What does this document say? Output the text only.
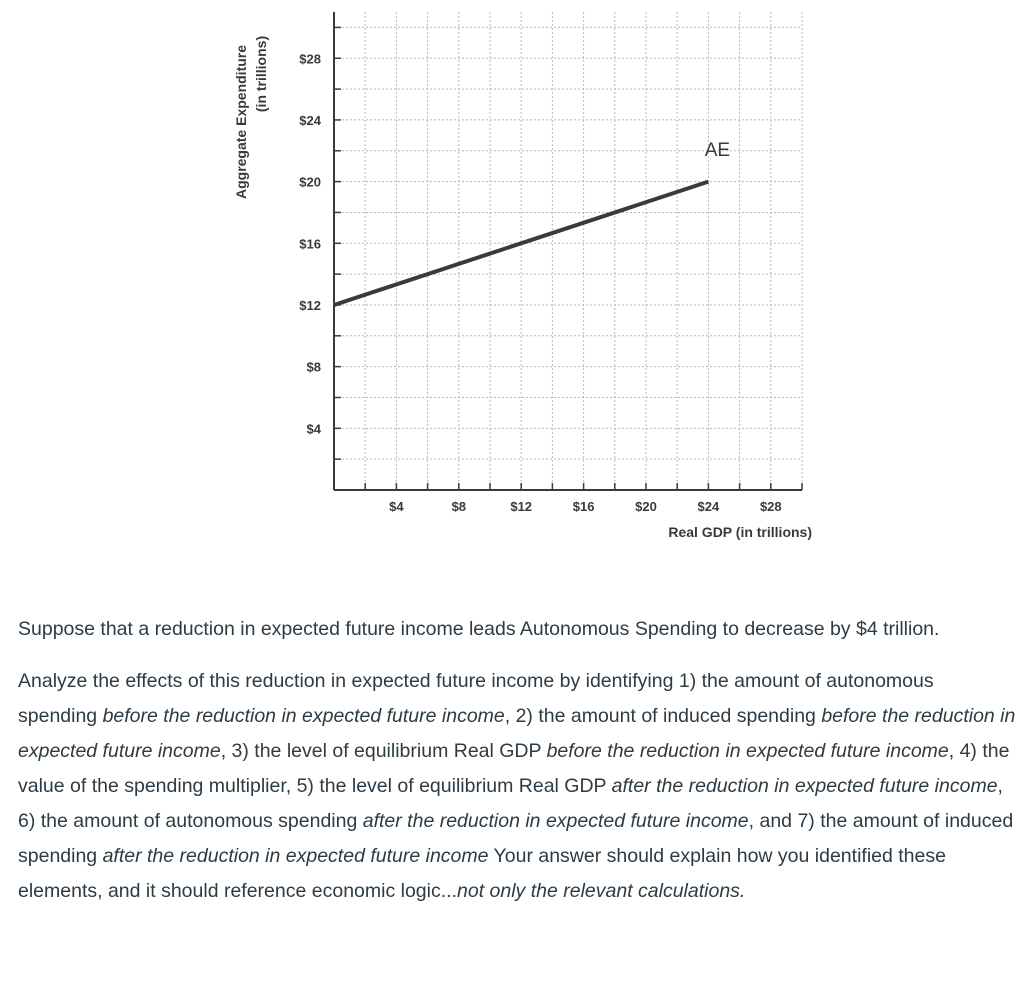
$4
$8
$12
$16
$20
$24
$28
$4	$8	$12	$16	$20	$24	$28
AE
Real GDP (in trillions)
Aggregate Expenditure (in trillions)

Suppose that a reduction in expected future income leads Autonomous Spending to decrease by $4 trillion.

Analyze the effects of this reduction in expected future income by identifying 1) the amount of autonomous spending before the reduction in expected future income, 2) the amount of induced spending before the reduction in expected future income, 3) the level of equilibrium Real GDP before the reduction in expected future income, 4) the value of the spending multiplier, 5) the level of equilibrium Real GDP after the reduction in expected future income, 6) the amount of autonomous spending after the reduction in expected future income, and 7) the amount of induced spending after the reduction in expected future income Your answer should explain how you identified these elements, and it should reference economic logic...not only the relevant calculations.
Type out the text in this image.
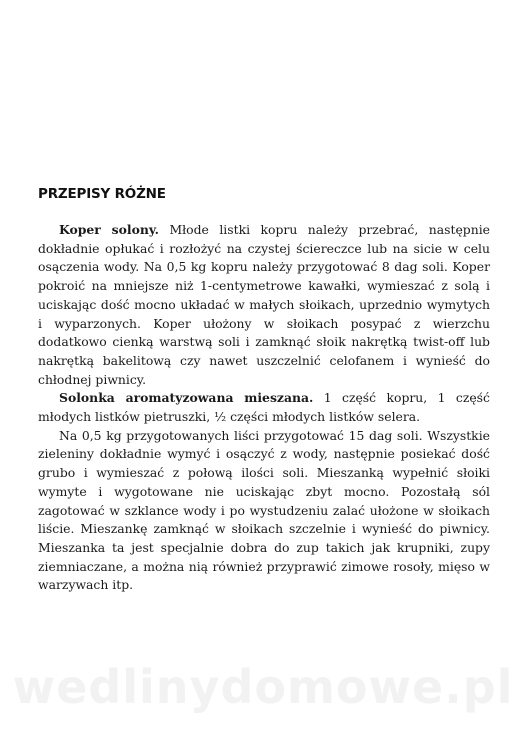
PRZEPISY RÓŻNE

Koper solony. Młode listki kopru należy przebrać, następnie dokładnie opłukać i rozłożyć na czystej ściereczce lub na sicie w celu osączenia wody. Na 0,5 kg kopru należy przygotować 8 dag soli. Koper pokroić na mniejsze niż 1-centymetrowe kawałki, wymieszać z solą i uciskając dość mocno układać w małych słoikach, uprzednio wymytych i wyparzonych. Koper ułożony w słoikach posypać z wierzchu dodatkowo cienką warstwą soli i zamknąć słoik nakrętką twist-off lub nakrętką bakelitową czy nawet uszczelnić celofanem i wynieść do chłodnej piwnicy.

Solonka aromatyzowana mieszana. 1 część kopru, 1 część młodych listków pietruszki, ½ części młodych listków selera.

Na 0,5 kg przygotowanych liści przygotować 15 dag soli. Wszystkie zieleniny dokładnie wymyć i osączyć z wody, następnie posiekać dość grubo i wymieszać z połową ilości soli. Mieszanką wypełnić słoiki wymyte i wygotowane nie uciskając zbyt mocno. Pozostałą sól zagotować w szklance wody i po wystudzeniu zalać ułożone w słoikach liście. Mieszankę zamknąć w słoikach szczelnie i wynieść do piwnicy. Mieszanka ta jest specjalnie dobra do zup takich jak krupniki, zupy ziemniaczane, a można nią również przyprawić zimowe rosoły, mięso w warzywach itp.

wedlinydomowe.pl
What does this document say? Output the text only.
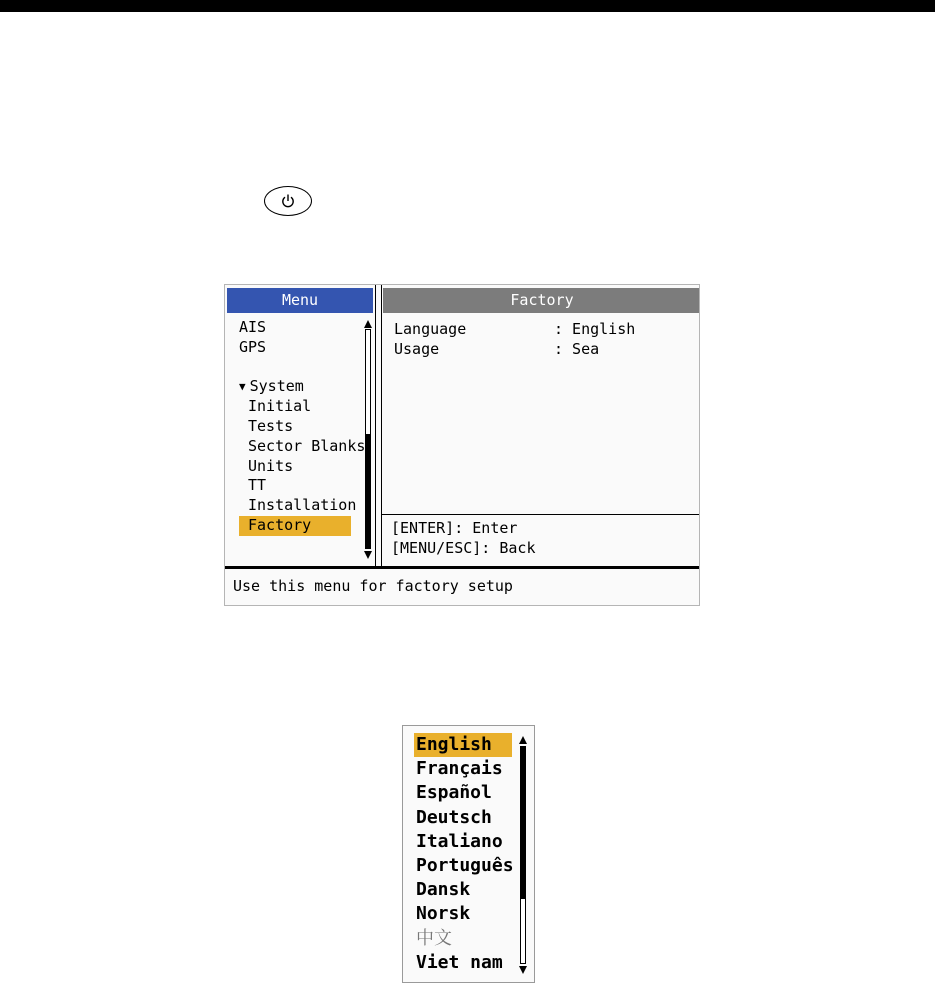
Menu
AIS
GPS
▼ System
Initial
Tests
Sector Blanks
Units
TT
Installation
Factory
Factory
Language	: English
Usage	: Sea
[ENTER]: Enter
[MENU/ESC]: Back
Use this menu for factory setup
English
Français
Español
Deutsch
Italiano
Português
Dansk
Norsk
中文
Viet nam
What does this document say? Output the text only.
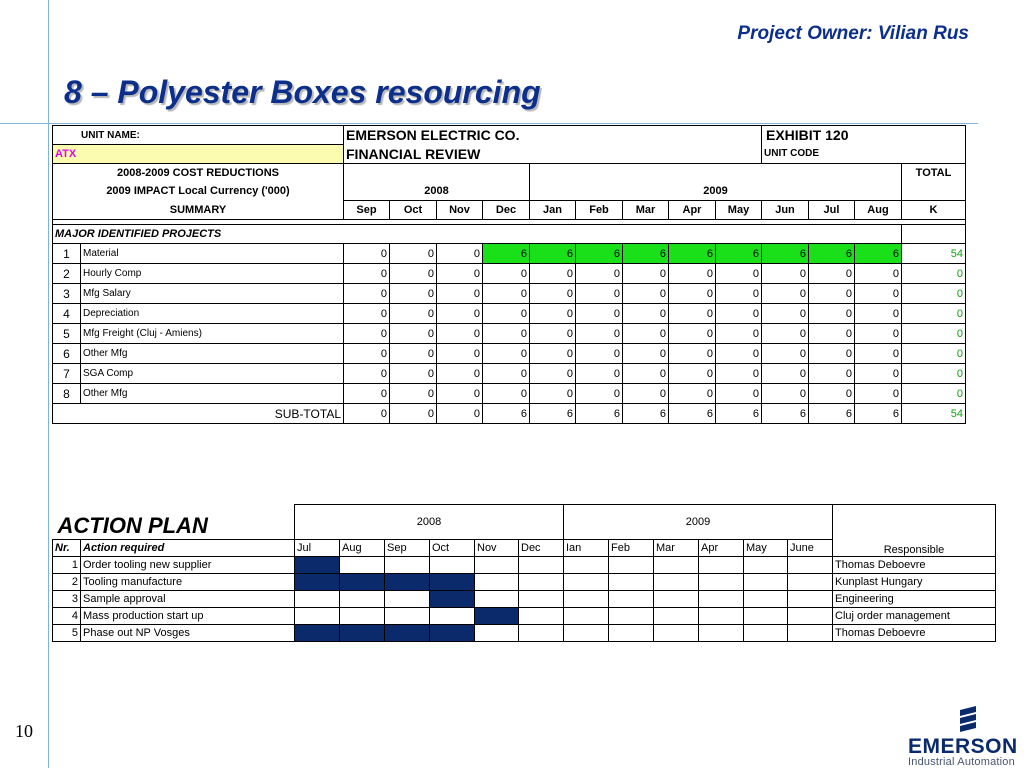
Project Owner: Vilian Rus
8 – Polyester Boxes resourcing
UNIT NAME:		EMERSON ELECTRIC CO.									EXHIBIT 120			
ATX		FINANCIAL REVIEW									UNIT CODE			
2008-2009 COST REDUCTIONS														TOTAL
2009 IMPACT Local Currency ('000)		2008				2009								
SUMMARY		Sep	Oct	Nov	Dec	Jan	Feb	Mar	Apr	May	Jun	Jul	Aug	K

MAJOR IDENTIFIED PROJECTS														
1	Material	0	0	0	6	6	6	6	6	6	6	6	6	54
2	Hourly Comp	0	0	0	0	0	0	0	0	0	0	0	0	0
3	Mfg Salary	0	0	0	0	0	0	0	0	0	0	0	0	0
4	Depreciation	0	0	0	0	0	0	0	0	0	0	0	0	0
5	Mfg Freight (Cluj - Amiens)	0	0	0	0	0	0	0	0	0	0	0	0	0
6	Other Mfg	0	0	0	0	0	0	0	0	0	0	0	0	0
7	SGA Comp	0	0	0	0	0	0	0	0	0	0	0	0	0
8	Other Mfg	0	0	0	0	0	0	0	0	0	0	0	0	0
SUB-TOTAL		0	0	0	6	6	6	6	6	6	6	6	6	54
ACTION PLAN		2008						2009						Responsible
Nr.	Action required	Jul	Aug	Sep	Oct	Nov	Dec	Ian	Feb	Mar	Apr	May	June	
1	Order tooling new supplier													Thomas Deboevre
2	Tooling manufacture													Kunplast Hungary
3	Sample approval													Engineering
4	Mass production start up													Cluj order management
5	Phase out NP Vosges													Thomas Deboevre
10
EMERSON
Industrial Automation
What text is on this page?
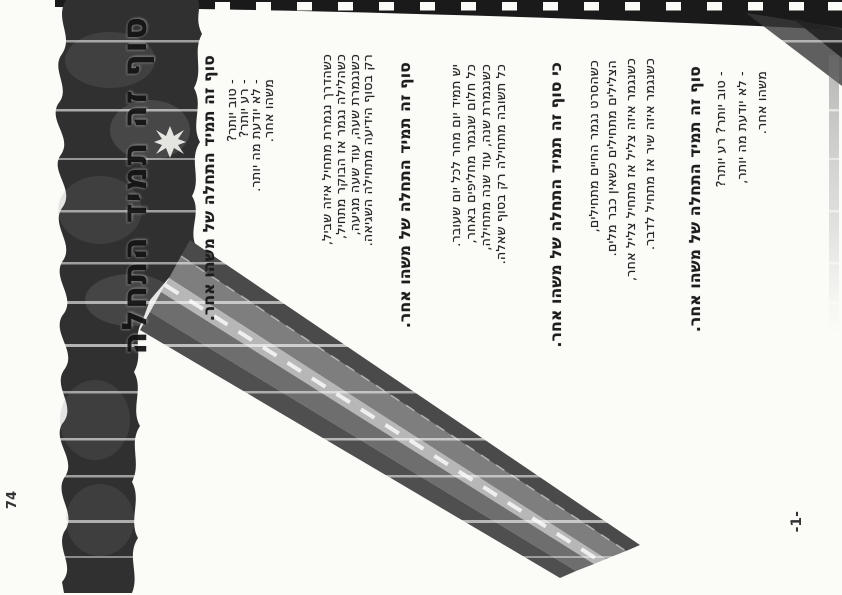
סוף זה תמיד התחלה	סוף זה תמיד התחלה של משהו אחר. - טוב יותר?
- רע יותר?
- לא יודעת מה יותר.
משהו אחר.	כשהדרך נגמרת מתחיל איזה שביל, כשהלילה נגמר אז הבוקר מתחיל, כשנגמרת שעה, עוד שעה מגיעה,
רק בסוף הידיעה מתחילה השגיאה. סוף זה תמיד התחלה של משהו אחר.	יש תמיד יום מחר לכל יום שעובר. כל חלום שנגמר מחליפים באחר, כשנגמרת שנה, עוד שנה מתחילה, כל תשובה מתחילה רק בסוף שאלה.	כי סוף זה תמיד התחלה של משהו אחר. כשהסרט נגמר החיים מתחילים, הצלילים מתחילים כשאין כבר מלים. כשנגמר איזה צליל אז מתחיל צליל אחר, כשנגמר איזה שיר אז מתחיל לדבר. סוף זה תמיד התחלה של משהו אחר. - טוב יותר? רע יותר? - לא יודעת מה יותר, משהו אחר.
74
-1-
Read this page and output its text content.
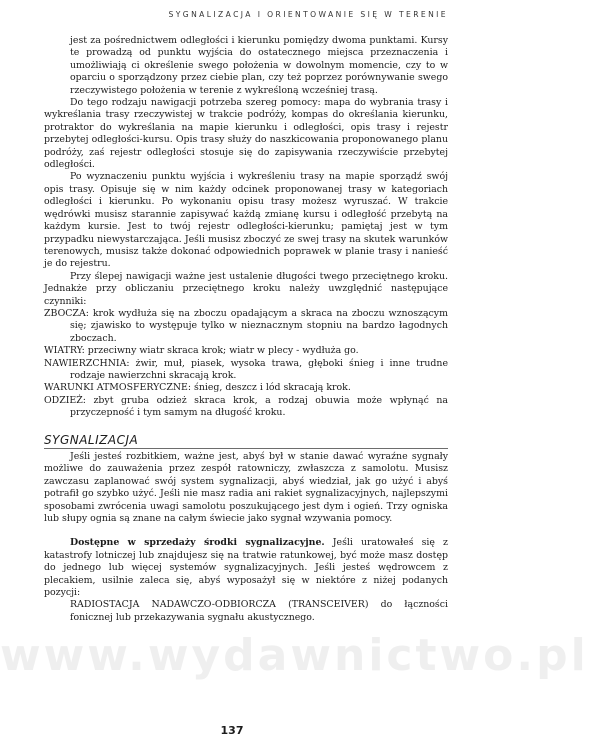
SYGNALIZACJA I ORIENTOWANIE SIĘ W TERENIE

jest za pośrednictwem odległości i kierunku pomiędzy dwoma punktami. Kursy te prowadzą od punktu wyjścia do ostatecznego miejsca przeznaczenia i umożliwiają ci określenie swego położenia w dowolnym momencie, czy to w oparciu o sporządzony przez ciebie plan, czy też poprzez porównywanie swego rzeczywistego położenia w terenie z wykreśloną wcześniej trasą.

Do tego rodzaju nawigacji potrzeba szereg pomocy: mapa do wybrania trasy i wykreślania trasy rzeczywistej w trakcie podróży, kompas do określania kierunku, protraktor do wykreślania na mapie kierunku i odległości, opis trasy i rejestr przebytej odległości-kursu. Opis trasy służy do naszkicowania proponowanego planu podróży, zaś rejestr odległości stosuje się do zapisywania rzeczywiście przebytej odległości.

Po wyznaczeniu punktu wyjścia i wykreśleniu trasy na mapie sporządź swój opis trasy. Opisuje się w nim każdy odcinek proponowanej trasy w kategoriach odległości i kierunku. Po wykonaniu opisu trasy możesz wyruszać. W trakcie wędrówki musisz starannie zapisywać każdą zmianę kursu i odległość przebytą na każdym kursie. Jest to twój rejestr odległości-kierunku; pamiętaj jest w tym przypadku niewystarczająca. Jeśli musisz zboczyć ze swej trasy na skutek warunków terenowych, musisz także dokonać odpowiednich poprawek w planie trasy i nanieść je do rejestru.

Przy ślepej nawigacji ważne jest ustalenie długości twego przeciętnego kroku. Jednakże przy obliczaniu przeciętnego kroku należy uwzględnić następujące czynniki:

ZBOCZA: krok wydłuża się na zboczu opadającym a skraca na zboczu wznoszącym się; zjawisko to występuje tylko w nieznacznym stopniu na bardzo łagodnych zboczach.

WIATRY: przeciwny wiatr skraca krok; wiatr w plecy - wydłuża go.

NAWIERZCHNIA: żwir, muł, piasek, wysoka trawa, głęboki śnieg i inne trudne rodzaje nawierzchni skracają krok.

WARUNKI ATMOSFERYCZNE: śnieg, deszcz i lód skracają krok.

ODZIEŻ: zbyt gruba odzież skraca krok, a rodzaj obuwia może wpłynąć na przyczepność i tym samym na długość kroku.

SYGNALIZACJA

Jeśli jesteś rozbitkiem, ważne jest, abyś był w stanie dawać wyraźne sygnały możliwe do zauważenia przez zespół ratowniczy, zwłaszcza z samolotu. Musisz zawczasu zaplanować swój system sygnalizacji, abyś wiedział, jak go użyć i abyś potrafił go szybko użyć. Jeśli nie masz radia ani rakiet sygnalizacyjnych, najlepszymi sposobami zwrócenia uwagi samolotu poszukującego jest dym i ogień. Trzy ogniska lub słupy ognia są znane na całym świecie jako sygnał wzywania pomocy.

Dostępne w sprzedaży środki sygnalizacyjne. Jeśli uratowałeś się z katastrofy lotniczej lub znajdujesz się na tratwie ratunkowej, być może masz dostęp do jednego lub więcej systemów sygnalizacyjnych. Jeśli jesteś wędrowcem z plecakiem, usilnie zaleca się, abyś wyposażył się w niektóre z niżej podanych pozycji:

RADIOSTACJA NADAWCZO-ODBIORCZA (TRANSCEIVER) do łączności fonicznej lub przekazywania sygnału akustycznego.

www.wydawnictwo.pl
137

━━━━━━━━━━━━━━━━━━━━━━━━━━━━━━

Task goal: Report the number of lines above that contain the word "odległości", and only that number.

Result of this exercise: 3